* [PROBLEM DESCRIPTION]
Omit the pictures from the entries below and retype everything else exactly.

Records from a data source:

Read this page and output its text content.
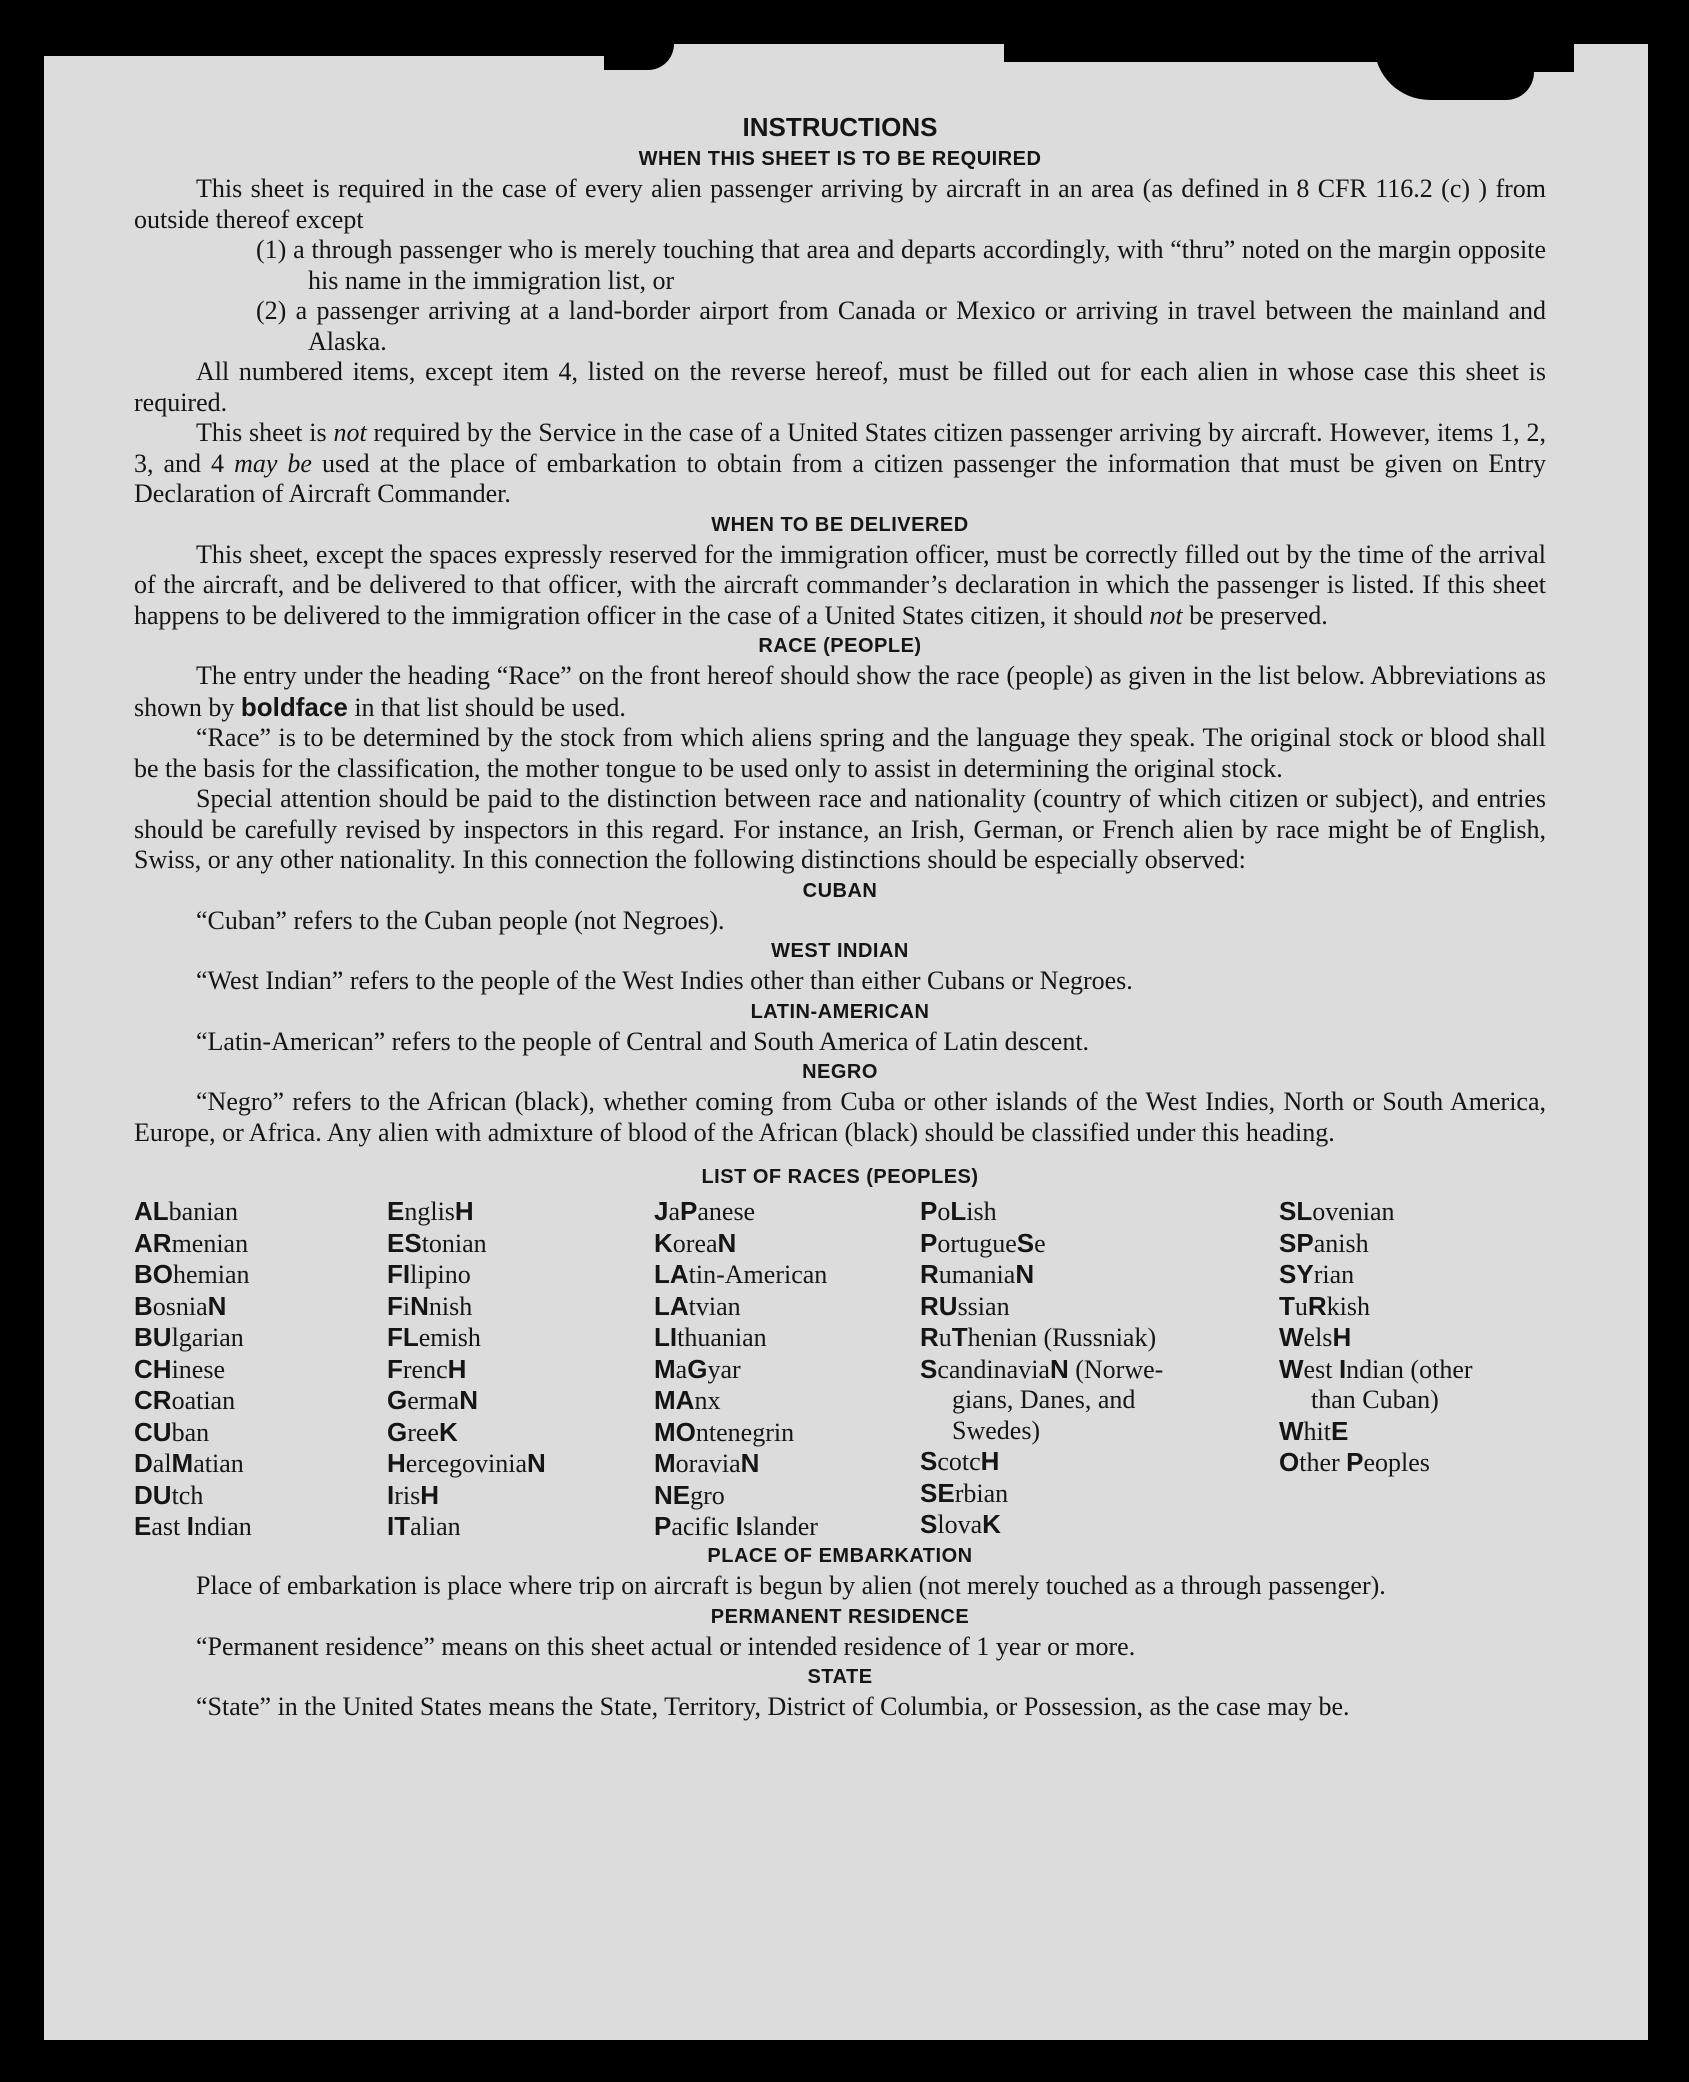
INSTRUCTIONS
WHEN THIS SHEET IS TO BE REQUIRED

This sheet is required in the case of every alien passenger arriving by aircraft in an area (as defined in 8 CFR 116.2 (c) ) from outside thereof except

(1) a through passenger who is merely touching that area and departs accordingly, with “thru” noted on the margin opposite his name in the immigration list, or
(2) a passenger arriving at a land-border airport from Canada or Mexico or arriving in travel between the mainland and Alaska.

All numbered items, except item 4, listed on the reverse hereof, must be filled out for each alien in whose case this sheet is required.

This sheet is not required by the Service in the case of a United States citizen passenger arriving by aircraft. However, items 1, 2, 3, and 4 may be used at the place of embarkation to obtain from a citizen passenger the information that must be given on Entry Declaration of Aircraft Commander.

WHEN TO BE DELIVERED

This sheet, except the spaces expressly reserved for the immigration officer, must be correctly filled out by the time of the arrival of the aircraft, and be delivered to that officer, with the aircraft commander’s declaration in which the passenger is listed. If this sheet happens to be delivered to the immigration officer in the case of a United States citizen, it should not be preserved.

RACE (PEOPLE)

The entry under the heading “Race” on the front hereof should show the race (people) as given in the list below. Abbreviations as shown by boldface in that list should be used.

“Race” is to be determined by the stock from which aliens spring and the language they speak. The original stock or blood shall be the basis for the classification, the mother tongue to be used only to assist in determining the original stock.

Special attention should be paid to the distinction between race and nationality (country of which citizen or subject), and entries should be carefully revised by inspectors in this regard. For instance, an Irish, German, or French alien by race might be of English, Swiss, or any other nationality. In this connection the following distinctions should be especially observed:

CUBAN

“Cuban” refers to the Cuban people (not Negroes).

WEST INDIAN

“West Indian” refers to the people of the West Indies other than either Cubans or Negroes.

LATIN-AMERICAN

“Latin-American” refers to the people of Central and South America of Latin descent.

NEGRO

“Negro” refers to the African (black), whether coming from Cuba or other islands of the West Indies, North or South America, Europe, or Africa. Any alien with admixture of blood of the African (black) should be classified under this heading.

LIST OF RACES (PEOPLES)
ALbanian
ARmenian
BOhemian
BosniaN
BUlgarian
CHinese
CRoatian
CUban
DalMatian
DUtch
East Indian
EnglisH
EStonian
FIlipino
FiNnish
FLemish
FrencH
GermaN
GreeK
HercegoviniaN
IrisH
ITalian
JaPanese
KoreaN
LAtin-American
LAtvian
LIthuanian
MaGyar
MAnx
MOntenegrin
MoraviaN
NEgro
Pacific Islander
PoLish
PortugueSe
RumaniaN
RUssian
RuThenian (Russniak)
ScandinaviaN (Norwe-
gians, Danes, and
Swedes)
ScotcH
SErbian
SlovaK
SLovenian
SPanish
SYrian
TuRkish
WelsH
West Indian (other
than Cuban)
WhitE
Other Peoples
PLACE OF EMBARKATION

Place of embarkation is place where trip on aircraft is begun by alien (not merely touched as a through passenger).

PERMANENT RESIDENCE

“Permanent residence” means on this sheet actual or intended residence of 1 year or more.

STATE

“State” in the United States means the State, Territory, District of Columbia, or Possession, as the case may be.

* [IN RESPONSE]
Read this page and output its text content.
INSTRUCTIONS
WHEN THIS SHEET IS TO BE REQUIRED

This sheet is required in the case of every alien passenger arriving by aircraft in an area (as defined in 8 CFR 116.2 (c) ) from outside thereof except

(1) a through passenger who is merely touching that area and departs accordingly, with “thru” noted on the margin opposite his name in the immigration list, or
(2) a passenger arriving at a land-border airport from Canada or Mexico or arriving in travel between the mainland and Alaska.

All numbered items, except item 4, listed on the reverse hereof, must be filled out for each alien in whose case this sheet is required.

This sheet is not required by the Service in the case of a United States citizen passenger arriving by aircraft. However, items 1, 2, 3, and 4 may be used at the place of embarkation to obtain from a citizen passenger the information that must be given on Entry Declaration of Aircraft Commander.

WHEN TO BE DELIVERED

This sheet, except the spaces expressly reserved for the immigration officer, must be correctly filled out by the time of the arrival of the aircraft, and be delivered to that officer, with the aircraft commander’s declaration in which the passenger is listed. If this sheet happens to be delivered to the immigration officer in the case of a United States citizen, it should not be preserved.

RACE (PEOPLE)

The entry under the heading “Race” on the front hereof should show the race (people) as given in the list below. Abbreviations as shown by boldface in that list should be used.

“Race” is to be determined by the stock from which aliens spring and the language they speak. The original stock or blood shall be the basis for the classification, the mother tongue to be used only to assist in determining the original stock.

Special attention should be paid to the distinction between race and nationality (country of which citizen or subject), and entries should be carefully revised by inspectors in this regard. For instance, an Irish, German, or French alien by race might be of English, Swiss, or any other nationality. In this connection the following distinctions should be especially observed:

CUBAN

“Cuban” refers to the Cuban people (not Negroes).

WEST INDIAN

“West Indian” refers to the people of the West Indies other than either Cubans or Negroes.

LATIN-AMERICAN

“Latin-American” refers to the people of Central and South America of Latin descent.

NEGRO

“Negro” refers to the African (black), whether coming from Cuba or other islands of the West Indies, North or South America, Europe, or Africa. Any alien with admixture of blood of the African (black) should be classified under this heading.

LIST OF RACES (PEOPLES)
ALbanian
ARmenian
BOhemian
BosniaN
BUlgarian
CHinese
CRoatian
CUban
DalMatian
DUtch
East Indian
EnglisH
EStonian
FIlipino
FiNnish
FLemish
FrencH
GermaN
GreeK
HercegoviniaN
IrisH
ITalian
JaPanese
KoreaN
LAtin-American
LAtvian
LIthuanian
MaGyar
MAnx
MOntenegrin
MoraviaN
NEgro
Pacific Islander
PoLish
PortugueSe
RumaniaN
RUssian
RuThenian (Russniak)
ScandinaviaN (Norwe-
gians, Danes, and
Swedes)
ScotcH
SErbian
SlovaK
SLovenian
SPanish
SYrian
TuRkish
WelsH
West Indian (other
than Cuban)
WhitE
Other Peoples
PLACE OF EMBARKATION

Place of embarkation is place where trip on aircraft is begun by alien (not merely touched as a through passenger).

PERMANENT RESIDENCE

“Permanent residence” means on this sheet actual or intended residence of 1 year or more.

STATE

“State” in the United States means the State, Territory, District of Columbia, or Possession, as the case may be.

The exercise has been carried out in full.